**Listing**
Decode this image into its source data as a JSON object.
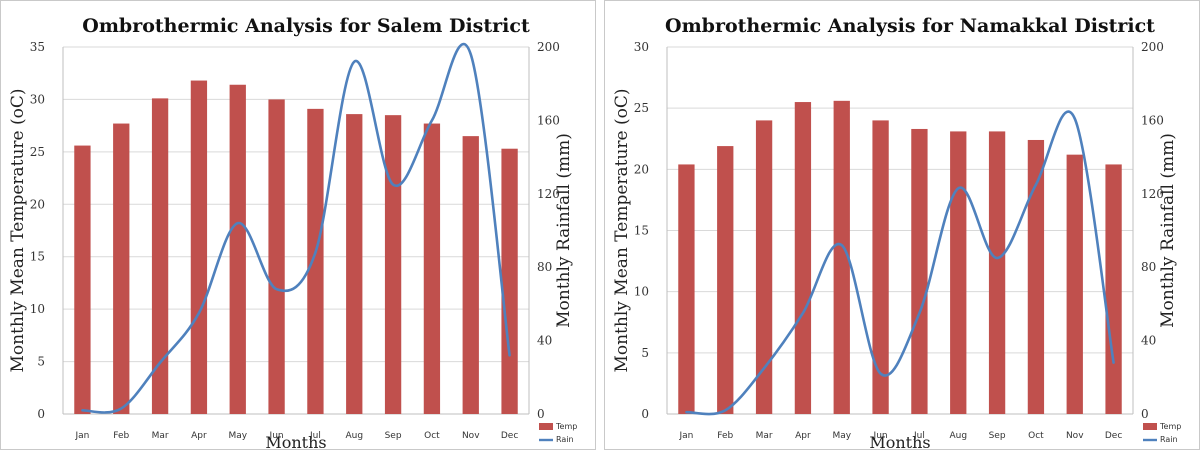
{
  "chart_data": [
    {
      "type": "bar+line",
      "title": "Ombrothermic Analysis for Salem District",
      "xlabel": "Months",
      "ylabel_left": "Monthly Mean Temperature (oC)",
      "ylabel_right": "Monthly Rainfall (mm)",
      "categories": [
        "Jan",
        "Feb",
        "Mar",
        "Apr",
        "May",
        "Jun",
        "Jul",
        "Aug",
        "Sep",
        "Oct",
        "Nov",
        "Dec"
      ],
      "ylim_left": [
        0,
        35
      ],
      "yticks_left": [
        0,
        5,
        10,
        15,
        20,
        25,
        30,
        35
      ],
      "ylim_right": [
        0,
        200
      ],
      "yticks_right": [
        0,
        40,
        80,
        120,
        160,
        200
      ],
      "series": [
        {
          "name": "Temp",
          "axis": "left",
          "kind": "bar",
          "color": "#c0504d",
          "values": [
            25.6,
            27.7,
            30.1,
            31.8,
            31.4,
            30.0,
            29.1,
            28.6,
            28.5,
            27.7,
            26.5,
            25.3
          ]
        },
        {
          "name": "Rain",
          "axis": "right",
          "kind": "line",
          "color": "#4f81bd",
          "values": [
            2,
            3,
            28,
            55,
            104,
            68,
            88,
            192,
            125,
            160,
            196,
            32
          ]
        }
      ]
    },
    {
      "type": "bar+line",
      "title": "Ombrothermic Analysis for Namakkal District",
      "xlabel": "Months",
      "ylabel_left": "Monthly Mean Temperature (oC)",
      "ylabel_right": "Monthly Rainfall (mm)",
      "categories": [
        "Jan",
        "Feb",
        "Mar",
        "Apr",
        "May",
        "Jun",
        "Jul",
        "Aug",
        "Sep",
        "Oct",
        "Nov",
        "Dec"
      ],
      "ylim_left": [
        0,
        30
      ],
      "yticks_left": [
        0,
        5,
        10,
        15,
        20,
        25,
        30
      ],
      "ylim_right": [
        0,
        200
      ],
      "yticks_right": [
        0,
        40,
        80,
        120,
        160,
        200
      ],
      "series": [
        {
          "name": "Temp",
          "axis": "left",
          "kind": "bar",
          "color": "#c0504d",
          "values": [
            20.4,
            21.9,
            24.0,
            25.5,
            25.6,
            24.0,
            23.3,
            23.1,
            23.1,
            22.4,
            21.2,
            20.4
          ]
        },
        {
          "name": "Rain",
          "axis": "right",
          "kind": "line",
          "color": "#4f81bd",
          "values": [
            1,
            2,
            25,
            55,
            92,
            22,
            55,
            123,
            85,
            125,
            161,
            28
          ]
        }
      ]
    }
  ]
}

---

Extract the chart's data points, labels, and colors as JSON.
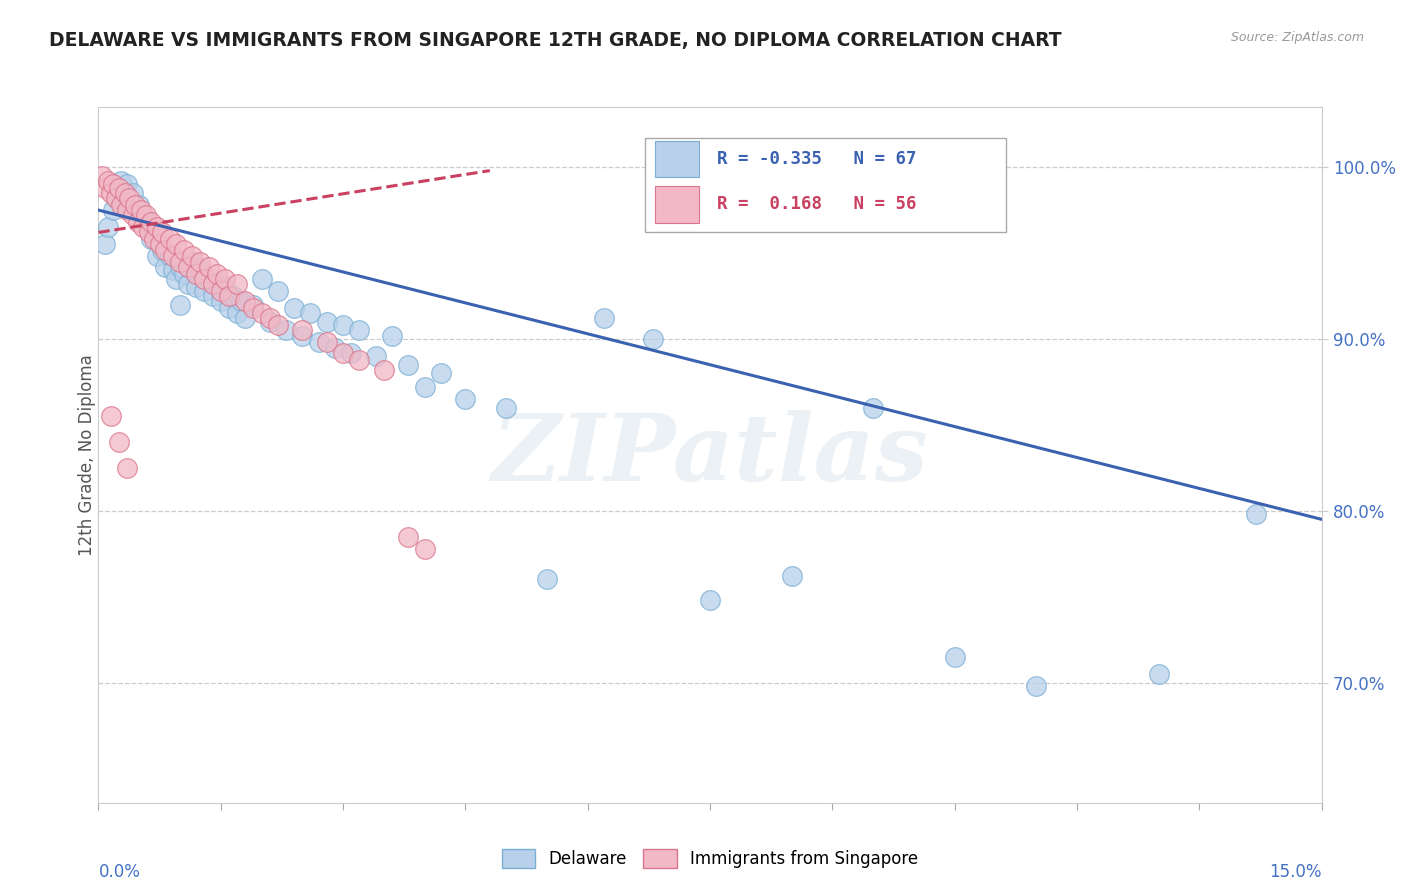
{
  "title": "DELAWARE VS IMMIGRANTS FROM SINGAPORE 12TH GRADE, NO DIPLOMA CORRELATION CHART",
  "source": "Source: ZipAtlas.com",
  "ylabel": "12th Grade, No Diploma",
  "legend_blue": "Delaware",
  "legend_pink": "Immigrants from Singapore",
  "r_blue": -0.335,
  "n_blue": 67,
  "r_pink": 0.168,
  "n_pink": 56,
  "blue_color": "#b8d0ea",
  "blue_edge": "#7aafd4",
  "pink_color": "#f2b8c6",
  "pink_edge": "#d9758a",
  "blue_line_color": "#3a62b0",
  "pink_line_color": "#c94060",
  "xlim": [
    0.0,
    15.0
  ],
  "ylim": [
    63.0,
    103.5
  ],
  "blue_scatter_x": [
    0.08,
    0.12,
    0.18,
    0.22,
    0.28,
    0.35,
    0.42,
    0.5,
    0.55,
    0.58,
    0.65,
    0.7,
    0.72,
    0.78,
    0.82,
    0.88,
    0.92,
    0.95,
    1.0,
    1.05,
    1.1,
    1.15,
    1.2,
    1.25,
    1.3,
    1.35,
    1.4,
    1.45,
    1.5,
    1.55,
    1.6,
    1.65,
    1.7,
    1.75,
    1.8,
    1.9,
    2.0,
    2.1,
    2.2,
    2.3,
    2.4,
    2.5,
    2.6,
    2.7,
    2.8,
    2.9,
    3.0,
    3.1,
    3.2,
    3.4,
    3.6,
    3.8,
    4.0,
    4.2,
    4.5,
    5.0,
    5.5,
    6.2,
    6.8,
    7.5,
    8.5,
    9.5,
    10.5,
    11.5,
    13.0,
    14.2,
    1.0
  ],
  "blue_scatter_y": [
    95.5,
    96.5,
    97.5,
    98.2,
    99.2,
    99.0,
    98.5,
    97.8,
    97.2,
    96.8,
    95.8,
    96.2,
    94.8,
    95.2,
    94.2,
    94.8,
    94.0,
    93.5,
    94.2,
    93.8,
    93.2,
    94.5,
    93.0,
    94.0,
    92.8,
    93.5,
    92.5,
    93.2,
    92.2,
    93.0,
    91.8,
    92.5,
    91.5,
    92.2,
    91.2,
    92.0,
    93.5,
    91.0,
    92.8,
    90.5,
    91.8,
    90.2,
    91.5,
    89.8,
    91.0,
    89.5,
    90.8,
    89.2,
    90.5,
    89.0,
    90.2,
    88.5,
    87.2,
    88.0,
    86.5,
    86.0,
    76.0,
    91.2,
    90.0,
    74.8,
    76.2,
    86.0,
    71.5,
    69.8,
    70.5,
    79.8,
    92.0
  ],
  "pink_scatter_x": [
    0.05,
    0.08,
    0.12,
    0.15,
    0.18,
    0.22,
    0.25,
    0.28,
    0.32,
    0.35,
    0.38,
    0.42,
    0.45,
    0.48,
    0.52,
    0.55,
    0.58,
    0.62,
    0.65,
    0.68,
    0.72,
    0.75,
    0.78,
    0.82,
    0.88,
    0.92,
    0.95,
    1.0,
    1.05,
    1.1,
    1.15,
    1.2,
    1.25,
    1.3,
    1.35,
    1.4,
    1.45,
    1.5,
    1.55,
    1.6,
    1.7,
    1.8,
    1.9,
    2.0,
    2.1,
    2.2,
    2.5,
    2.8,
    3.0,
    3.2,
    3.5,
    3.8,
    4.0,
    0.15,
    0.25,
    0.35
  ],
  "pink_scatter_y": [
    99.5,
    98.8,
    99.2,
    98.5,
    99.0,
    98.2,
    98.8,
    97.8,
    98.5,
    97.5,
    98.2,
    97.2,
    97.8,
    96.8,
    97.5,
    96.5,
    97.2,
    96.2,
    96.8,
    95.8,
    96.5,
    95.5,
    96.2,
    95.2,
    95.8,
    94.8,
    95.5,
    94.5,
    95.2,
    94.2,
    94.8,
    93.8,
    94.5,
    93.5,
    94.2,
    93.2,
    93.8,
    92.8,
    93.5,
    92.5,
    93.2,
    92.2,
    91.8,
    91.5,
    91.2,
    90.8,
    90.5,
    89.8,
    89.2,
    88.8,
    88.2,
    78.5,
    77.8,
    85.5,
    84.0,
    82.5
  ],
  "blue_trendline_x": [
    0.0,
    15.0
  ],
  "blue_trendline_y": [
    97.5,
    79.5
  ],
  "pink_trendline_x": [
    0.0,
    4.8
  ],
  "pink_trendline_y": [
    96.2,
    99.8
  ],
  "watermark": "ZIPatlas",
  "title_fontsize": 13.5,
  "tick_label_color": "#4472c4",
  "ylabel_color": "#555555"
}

**Stated exercise**
List all lines from the entries that include the word "Ombrothermic".

**Exercise answer**
      "title": "Ombrothermic Analysis for Salem District",
      "title": "Ombrothermic Analysis for Namakkal District",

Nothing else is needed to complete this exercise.